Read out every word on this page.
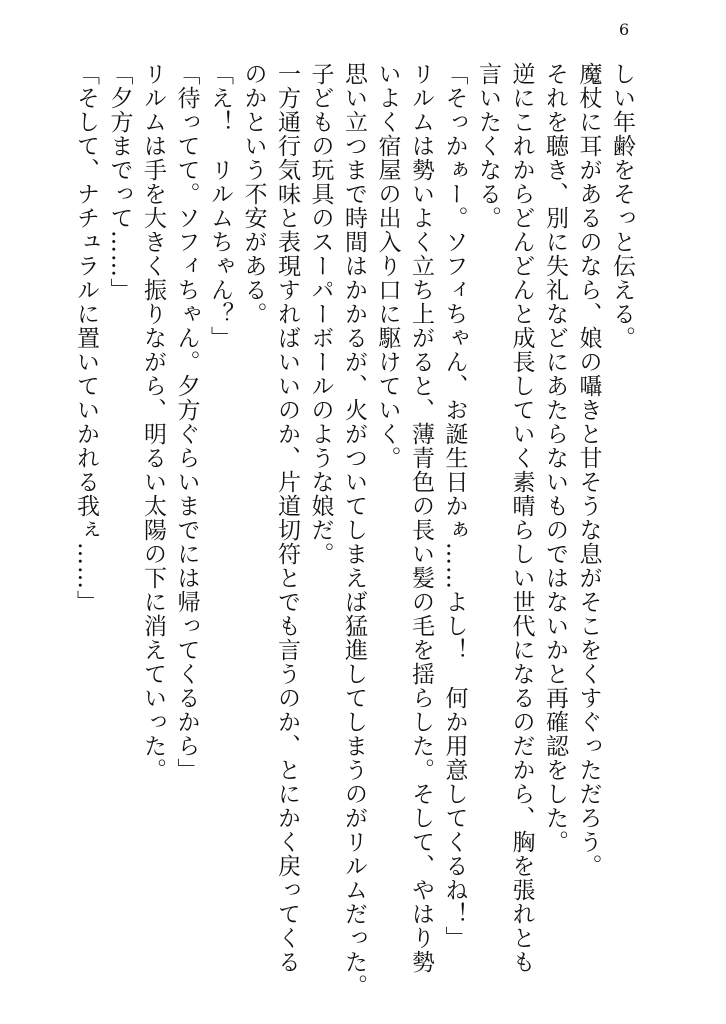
6
しい年齢をそっと伝える。
魔杖に耳があるのなら、娘の囁きと甘そうな息がそこをくすぐっただろう。
それを聴き、別に失礼などにあたらないものではないかと再確認をした。
逆にこれからどんどんと成長していく素晴らしい世代になるのだから、胸を張れとも
言いたくなる。
「そっかぁー。ソフィちゃん、お誕生日かぁ……よし！　何か用意してくるね！」
リルムは勢いよく立ち上がると、薄青色の長い髪の毛を揺らした。そして、やはり勢
いよく宿屋の出入り口に駆けていく。
思い立つまで時間はかかるが、火がついてしまえば猛進してしまうのがリルムだった。
子どもの玩具のスーパーボールのような娘だ。
一方通行気味と表現すればいいのか、片道切符とでも言うのか、とにかく戻ってくる
のかという不安がある。
「え！　リルムちゃん？」
「待ってて。ソフィちゃん。夕方ぐらいまでには帰ってくるから」
リルムは手を大きく振りながら、明るい太陽の下に消えていった。
「夕方までって……」
「そして、ナチュラルに置いていかれる我ぇ……」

What is being asked:
Using the listing above, show each line holding the string "ソフィちゃん".

Full output:
「そっかぁー。ソフィちゃん、お誕生日かぁ……よし！　何か用意してくるね！」
「待ってて。ソフィちゃん。夕方ぐらいまでには帰ってくるから」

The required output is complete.